» Prompt:
Each line of the material must be returned exactly.

— START OF Excerpted data —

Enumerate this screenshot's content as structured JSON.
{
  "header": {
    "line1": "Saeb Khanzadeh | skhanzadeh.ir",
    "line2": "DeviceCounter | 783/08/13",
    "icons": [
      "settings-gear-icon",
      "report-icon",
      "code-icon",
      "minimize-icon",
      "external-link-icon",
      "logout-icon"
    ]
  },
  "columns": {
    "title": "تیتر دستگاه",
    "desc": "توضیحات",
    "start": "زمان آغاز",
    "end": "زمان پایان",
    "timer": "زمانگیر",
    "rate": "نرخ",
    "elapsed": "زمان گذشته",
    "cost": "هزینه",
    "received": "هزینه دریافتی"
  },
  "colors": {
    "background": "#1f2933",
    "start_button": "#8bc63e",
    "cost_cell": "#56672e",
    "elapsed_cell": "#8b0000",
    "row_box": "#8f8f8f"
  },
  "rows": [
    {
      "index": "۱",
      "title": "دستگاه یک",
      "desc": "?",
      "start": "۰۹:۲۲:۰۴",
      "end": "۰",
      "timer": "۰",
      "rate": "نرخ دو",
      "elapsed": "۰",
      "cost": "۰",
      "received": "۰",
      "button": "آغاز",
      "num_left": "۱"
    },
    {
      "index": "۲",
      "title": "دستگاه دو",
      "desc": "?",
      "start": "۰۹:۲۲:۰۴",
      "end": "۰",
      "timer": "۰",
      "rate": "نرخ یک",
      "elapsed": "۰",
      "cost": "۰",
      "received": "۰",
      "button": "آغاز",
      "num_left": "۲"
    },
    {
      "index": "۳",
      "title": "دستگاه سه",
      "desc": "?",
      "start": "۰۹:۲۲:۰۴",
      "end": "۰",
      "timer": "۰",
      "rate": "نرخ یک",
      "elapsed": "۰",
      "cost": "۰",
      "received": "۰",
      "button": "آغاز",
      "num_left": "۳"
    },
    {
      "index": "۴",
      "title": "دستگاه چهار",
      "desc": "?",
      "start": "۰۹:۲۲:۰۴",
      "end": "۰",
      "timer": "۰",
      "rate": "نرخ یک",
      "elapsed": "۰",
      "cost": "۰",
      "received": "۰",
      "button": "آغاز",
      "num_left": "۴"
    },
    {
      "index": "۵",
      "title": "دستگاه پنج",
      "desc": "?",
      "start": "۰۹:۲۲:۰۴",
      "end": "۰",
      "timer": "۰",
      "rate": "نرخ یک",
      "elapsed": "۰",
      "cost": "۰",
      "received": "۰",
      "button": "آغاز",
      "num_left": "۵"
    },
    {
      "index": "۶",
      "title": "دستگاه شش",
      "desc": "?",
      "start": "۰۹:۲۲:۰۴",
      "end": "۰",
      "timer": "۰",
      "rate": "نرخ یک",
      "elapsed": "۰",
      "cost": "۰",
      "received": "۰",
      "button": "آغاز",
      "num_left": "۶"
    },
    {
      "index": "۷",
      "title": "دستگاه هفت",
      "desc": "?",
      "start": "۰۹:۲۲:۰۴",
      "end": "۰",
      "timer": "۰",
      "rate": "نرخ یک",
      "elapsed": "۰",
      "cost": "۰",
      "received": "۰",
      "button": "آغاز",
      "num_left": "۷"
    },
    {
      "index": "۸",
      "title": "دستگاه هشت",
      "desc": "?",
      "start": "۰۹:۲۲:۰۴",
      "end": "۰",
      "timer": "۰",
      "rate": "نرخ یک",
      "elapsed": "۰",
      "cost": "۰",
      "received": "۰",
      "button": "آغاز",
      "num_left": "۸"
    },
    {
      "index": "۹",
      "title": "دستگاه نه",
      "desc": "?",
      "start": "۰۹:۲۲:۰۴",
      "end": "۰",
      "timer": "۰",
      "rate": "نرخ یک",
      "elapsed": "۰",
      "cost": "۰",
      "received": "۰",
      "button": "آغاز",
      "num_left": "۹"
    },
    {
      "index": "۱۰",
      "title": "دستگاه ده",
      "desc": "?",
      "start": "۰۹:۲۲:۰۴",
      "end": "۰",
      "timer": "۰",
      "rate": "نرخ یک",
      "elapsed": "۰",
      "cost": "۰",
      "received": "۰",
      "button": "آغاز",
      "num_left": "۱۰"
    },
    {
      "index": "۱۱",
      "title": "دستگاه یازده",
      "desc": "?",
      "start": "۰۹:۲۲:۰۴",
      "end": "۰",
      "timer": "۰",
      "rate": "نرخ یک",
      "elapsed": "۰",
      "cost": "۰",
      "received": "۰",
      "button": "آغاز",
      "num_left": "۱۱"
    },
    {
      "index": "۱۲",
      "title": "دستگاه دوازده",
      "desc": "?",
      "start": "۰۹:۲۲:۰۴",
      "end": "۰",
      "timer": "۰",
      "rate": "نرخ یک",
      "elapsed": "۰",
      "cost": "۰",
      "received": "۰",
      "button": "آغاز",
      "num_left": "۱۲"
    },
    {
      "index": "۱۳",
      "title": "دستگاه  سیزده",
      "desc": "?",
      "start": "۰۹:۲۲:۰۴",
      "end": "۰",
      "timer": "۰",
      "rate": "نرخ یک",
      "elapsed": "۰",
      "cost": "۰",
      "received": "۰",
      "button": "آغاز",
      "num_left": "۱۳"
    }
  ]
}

— END OF Excerpted data —

» Complete output:
Enumerate this screenshot's content as structured JSON.
{
  "header": {
    "line1": "Saeb Khanzadeh | skhanzadeh.ir",
    "line2": "DeviceCounter | 783/08/13",
    "icons": [
      "settings-gear-icon",
      "report-icon",
      "code-icon",
      "minimize-icon",
      "external-link-icon",
      "logout-icon"
    ]
  },
  "columns": {
    "title": "تیتر دستگاه",
    "desc": "توضیحات",
    "start": "زمان آغاز",
    "end": "زمان پایان",
    "timer": "زمانگیر",
    "rate": "نرخ",
    "elapsed": "زمان گذشته",
    "cost": "هزینه",
    "received": "هزینه دریافتی"
  },
  "colors": {
    "background": "#1f2933",
    "start_button": "#8bc63e",
    "cost_cell": "#56672e",
    "elapsed_cell": "#8b0000",
    "row_box": "#8f8f8f"
  },
  "rows": [
    {
      "index": "۱",
      "title": "دستگاه یک",
      "desc": "?",
      "start": "۰۹:۲۲:۰۴",
      "end": "۰",
      "timer": "۰",
      "rate": "نرخ دو",
      "elapsed": "۰",
      "cost": "۰",
      "received": "۰",
      "button": "آغاز",
      "num_left": "۱"
    },
    {
      "index": "۲",
      "title": "دستگاه دو",
      "desc": "?",
      "start": "۰۹:۲۲:۰۴",
      "end": "۰",
      "timer": "۰",
      "rate": "نرخ یک",
      "elapsed": "۰",
      "cost": "۰",
      "received": "۰",
      "button": "آغاز",
      "num_left": "۲"
    },
    {
      "index": "۳",
      "title": "دستگاه سه",
      "desc": "?",
      "start": "۰۹:۲۲:۰۴",
      "end": "۰",
      "timer": "۰",
      "rate": "نرخ یک",
      "elapsed": "۰",
      "cost": "۰",
      "received": "۰",
      "button": "آغاز",
      "num_left": "۳"
    },
    {
      "index": "۴",
      "title": "دستگاه چهار",
      "desc": "?",
      "start": "۰۹:۲۲:۰۴",
      "end": "۰",
      "timer": "۰",
      "rate": "نرخ یک",
      "elapsed": "۰",
      "cost": "۰",
      "received": "۰",
      "button": "آغاز",
      "num_left": "۴"
    },
    {
      "index": "۵",
      "title": "دستگاه پنج",
      "desc": "?",
      "start": "۰۹:۲۲:۰۴",
      "end": "۰",
      "timer": "۰",
      "rate": "نرخ یک",
      "elapsed": "۰",
      "cost": "۰",
      "received": "۰",
      "button": "آغاز",
      "num_left": "۵"
    },
    {
      "index": "۶",
      "title": "دستگاه شش",
      "desc": "?",
      "start": "۰۹:۲۲:۰۴",
      "end": "۰",
      "timer": "۰",
      "rate": "نرخ یک",
      "elapsed": "۰",
      "cost": "۰",
      "received": "۰",
      "button": "آغاز",
      "num_left": "۶"
    },
    {
      "index": "۷",
      "title": "دستگاه هفت",
      "desc": "?",
      "start": "۰۹:۲۲:۰۴",
      "end": "۰",
      "timer": "۰",
      "rate": "نرخ یک",
      "elapsed": "۰",
      "cost": "۰",
      "received": "۰",
      "button": "آغاز",
      "num_left": "۷"
    },
    {
      "index": "۸",
      "title": "دستگاه هشت",
      "desc": "?",
      "start": "۰۹:۲۲:۰۴",
      "end": "۰",
      "timer": "۰",
      "rate": "نرخ یک",
      "elapsed": "۰",
      "cost": "۰",
      "received": "۰",
      "button": "آغاز",
      "num_left": "۸"
    },
    {
      "index": "۹",
      "title": "دستگاه نه",
      "desc": "?",
      "start": "۰۹:۲۲:۰۴",
      "end": "۰",
      "timer": "۰",
      "rate": "نرخ یک",
      "elapsed": "۰",
      "cost": "۰",
      "received": "۰",
      "button": "آغاز",
      "num_left": "۹"
    },
    {
      "index": "۱۰",
      "title": "دستگاه ده",
      "desc": "?",
      "start": "۰۹:۲۲:۰۴",
      "end": "۰",
      "timer": "۰",
      "rate": "نرخ یک",
      "elapsed": "۰",
      "cost": "۰",
      "received": "۰",
      "button": "آغاز",
      "num_left": "۱۰"
    },
    {
      "index": "۱۱",
      "title": "دستگاه یازده",
      "desc": "?",
      "start": "۰۹:۲۲:۰۴",
      "end": "۰",
      "timer": "۰",
      "rate": "نرخ یک",
      "elapsed": "۰",
      "cost": "۰",
      "received": "۰",
      "button": "آغاز",
      "num_left": "۱۱"
    },
    {
      "index": "۱۲",
      "title": "دستگاه دوازده",
      "desc": "?",
      "start": "۰۹:۲۲:۰۴",
      "end": "۰",
      "timer": "۰",
      "rate": "نرخ یک",
      "elapsed": "۰",
      "cost": "۰",
      "received": "۰",
      "button": "آغاز",
      "num_left": "۱۲"
    },
    {
      "index": "۱۳",
      "title": "دستگاه  سیزده",
      "desc": "?",
      "start": "۰۹:۲۲:۰۴",
      "end": "۰",
      "timer": "۰",
      "rate": "نرخ یک",
      "elapsed": "۰",
      "cost": "۰",
      "received": "۰",
      "button": "آغاز",
      "num_left": "۱۳"
    }
  ]
}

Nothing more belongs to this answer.